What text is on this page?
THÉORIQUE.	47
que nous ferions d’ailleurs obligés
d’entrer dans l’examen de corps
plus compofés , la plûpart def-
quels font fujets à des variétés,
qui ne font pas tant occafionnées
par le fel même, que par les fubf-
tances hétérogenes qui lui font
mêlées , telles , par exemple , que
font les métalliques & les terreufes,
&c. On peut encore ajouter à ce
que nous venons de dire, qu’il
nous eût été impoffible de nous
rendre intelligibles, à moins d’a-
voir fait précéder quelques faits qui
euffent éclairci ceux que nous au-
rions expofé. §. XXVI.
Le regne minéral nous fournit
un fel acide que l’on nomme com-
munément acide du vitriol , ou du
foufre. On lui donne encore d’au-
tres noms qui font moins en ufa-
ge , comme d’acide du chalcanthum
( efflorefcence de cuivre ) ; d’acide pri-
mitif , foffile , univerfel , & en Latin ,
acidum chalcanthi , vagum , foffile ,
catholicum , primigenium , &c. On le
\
□ □ □ □ □
EXERCISE DESCRIPTION: This exercise requires the lines of the entries containing the string "moins".

WRITTEN RESPONSE:
rendre intelligibles, à moins d’a-
tres noms qui font moins en ufa-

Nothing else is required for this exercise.